**Teks Bacaan**
· · · · ·
JAKARTA – Pemerintah akan menindak tegas perusahaan sektor energi, terutama di subsektor mineral dan batu bara serta minyak dan gas sebagai eksportir jika tidak menyalurkan dana hasil ekspor ke dalam negeri. Nantinya sebelum ekspor, perusahaan harus menandatangani letter of credit (LC) sebagai jaminan pemanfaatan dana hasil ekspor.

Letter of credit adalah suatu surat pernyataan yang dikeluarkan issuing bank atas permintaan pembeli atau importir yang ditunjukkan kepada penjual atau eksportir /beneficiary melalui advising atau conforming bank dengan menyatakan bahwa issuing bank akan membayar sejumlah uang tertentu dengan syarat yang telah disepakati sebelumnya.

Ignasius Jonan, Menteri Energi dan Sumber Daya Mineral (ESDM), mengatakan sumber daya alam (SDA) berdasarkan UUD 1945 dan turunannya jelas dikuasai oleh negara dan digunakan sebesar-besarnya untuk rakyat. Baik di UU minerba maupun migas, itu tidak ada dalam bentuk apapun yang dimiliki private atau swasta, termasuk yang mempunyai izin usaha, kalau ekspor uang harus kembali.
· · · · ·
**Isi Data**
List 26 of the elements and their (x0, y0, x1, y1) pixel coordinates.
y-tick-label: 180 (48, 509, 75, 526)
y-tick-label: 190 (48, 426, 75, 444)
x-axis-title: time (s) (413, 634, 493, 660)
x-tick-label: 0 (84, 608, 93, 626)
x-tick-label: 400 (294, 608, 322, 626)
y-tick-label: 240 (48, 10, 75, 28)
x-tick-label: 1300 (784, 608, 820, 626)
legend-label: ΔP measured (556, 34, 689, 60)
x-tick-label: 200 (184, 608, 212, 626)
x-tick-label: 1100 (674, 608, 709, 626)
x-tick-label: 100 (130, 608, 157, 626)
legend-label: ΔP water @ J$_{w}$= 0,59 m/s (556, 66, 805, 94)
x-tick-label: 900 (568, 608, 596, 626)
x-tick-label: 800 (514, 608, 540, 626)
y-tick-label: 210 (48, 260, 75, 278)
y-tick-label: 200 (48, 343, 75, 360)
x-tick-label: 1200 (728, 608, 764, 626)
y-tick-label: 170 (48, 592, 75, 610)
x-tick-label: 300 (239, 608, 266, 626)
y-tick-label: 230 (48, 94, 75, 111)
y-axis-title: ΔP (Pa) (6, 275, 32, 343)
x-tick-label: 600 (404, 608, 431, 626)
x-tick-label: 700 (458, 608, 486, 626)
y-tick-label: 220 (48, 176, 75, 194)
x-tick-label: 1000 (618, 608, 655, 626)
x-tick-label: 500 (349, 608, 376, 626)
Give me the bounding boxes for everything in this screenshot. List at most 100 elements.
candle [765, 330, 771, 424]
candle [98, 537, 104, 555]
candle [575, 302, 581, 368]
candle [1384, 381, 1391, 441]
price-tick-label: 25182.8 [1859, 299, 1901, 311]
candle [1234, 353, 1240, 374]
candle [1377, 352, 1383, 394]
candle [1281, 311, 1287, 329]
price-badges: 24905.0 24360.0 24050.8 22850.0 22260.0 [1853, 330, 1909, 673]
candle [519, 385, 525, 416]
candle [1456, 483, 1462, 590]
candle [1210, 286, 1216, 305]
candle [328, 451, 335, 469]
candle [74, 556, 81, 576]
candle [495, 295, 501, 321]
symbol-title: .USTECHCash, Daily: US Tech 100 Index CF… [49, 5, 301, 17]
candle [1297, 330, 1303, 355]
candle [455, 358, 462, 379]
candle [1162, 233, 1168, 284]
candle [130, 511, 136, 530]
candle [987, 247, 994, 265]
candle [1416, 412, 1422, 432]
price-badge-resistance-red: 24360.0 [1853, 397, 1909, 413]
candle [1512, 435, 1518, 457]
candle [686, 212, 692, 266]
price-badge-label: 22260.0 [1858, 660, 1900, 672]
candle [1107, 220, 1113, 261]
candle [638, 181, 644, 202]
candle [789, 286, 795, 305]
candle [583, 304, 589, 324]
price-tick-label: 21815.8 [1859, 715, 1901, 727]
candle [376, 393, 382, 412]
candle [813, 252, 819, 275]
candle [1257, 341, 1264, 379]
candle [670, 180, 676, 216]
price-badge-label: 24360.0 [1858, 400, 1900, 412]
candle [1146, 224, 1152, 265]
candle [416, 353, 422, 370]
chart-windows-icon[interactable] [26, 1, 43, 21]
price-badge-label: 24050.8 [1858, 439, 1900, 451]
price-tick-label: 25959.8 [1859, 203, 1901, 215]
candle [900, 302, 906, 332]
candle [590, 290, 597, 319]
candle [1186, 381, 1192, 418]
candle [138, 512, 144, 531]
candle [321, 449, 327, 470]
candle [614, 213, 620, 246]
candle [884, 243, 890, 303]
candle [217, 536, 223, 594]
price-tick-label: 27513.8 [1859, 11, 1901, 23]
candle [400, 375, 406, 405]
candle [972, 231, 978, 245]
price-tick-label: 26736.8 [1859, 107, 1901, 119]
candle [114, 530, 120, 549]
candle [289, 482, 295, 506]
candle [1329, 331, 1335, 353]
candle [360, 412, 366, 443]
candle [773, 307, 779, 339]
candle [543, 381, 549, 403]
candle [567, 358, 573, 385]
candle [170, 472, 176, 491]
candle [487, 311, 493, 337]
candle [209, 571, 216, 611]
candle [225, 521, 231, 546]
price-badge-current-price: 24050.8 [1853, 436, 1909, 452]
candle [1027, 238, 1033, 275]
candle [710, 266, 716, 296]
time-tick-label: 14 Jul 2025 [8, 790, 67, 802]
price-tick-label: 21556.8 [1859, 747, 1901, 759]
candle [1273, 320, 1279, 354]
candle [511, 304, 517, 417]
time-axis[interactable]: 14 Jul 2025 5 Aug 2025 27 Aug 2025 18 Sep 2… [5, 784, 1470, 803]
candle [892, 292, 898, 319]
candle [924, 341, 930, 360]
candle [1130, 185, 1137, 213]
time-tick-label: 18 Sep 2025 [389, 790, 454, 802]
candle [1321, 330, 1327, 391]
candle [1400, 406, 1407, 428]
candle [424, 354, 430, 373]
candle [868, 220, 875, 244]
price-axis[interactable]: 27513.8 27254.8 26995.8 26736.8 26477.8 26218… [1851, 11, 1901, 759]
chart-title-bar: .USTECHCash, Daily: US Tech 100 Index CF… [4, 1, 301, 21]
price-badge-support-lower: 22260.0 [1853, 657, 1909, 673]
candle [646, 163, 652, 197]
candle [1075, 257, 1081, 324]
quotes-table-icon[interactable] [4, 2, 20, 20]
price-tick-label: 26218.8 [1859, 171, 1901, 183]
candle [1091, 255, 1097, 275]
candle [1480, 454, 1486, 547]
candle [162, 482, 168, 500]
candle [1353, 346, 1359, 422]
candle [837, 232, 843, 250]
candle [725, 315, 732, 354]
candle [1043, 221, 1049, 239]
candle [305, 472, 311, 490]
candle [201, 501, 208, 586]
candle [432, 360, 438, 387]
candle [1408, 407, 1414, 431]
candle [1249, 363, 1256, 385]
· · · · ·
**Daftar Tugas**
- a) Tuliskan ulang tanpa perubahan bagian teks bacaan dari "JAKARTA – Pemerintah" sampai "telah disepakati sebelumnya.".
- b) Menurut teks bacaan, apa yang harus ditandatangani perusahaan sebelum melakukan ekspor?

**Hasil Berurutan**
- a)
JAKARTA – Pemerintah akan menindak tegas perusahaan sektor energi, terutama di subsektor mineral dan batu bara serta minyak dan gas sebagai eksportir jika tidak menyalurkan dana hasil ekspor ke dalam negeri. Nantinya sebelum ekspor, perusahaan harus menandatangani letter of credit (LC) sebagai jaminan pemanfaatan dana hasil ekspor.

Letter of credit adalah suatu surat pernyataan yang dikeluarkan issuing bank atas permintaan pembeli atau importir yang ditunjukkan kepada penjual atau eksportir /beneficiary melalui advising atau conforming bank dengan menyatakan bahwa issuing bank akan membayar sejumlah uang tertentu dengan syarat yang telah disepakati sebelumnya.

- b) Letter of credit (LC) sebagai jaminan pemanfaatan dana hasil ekspor.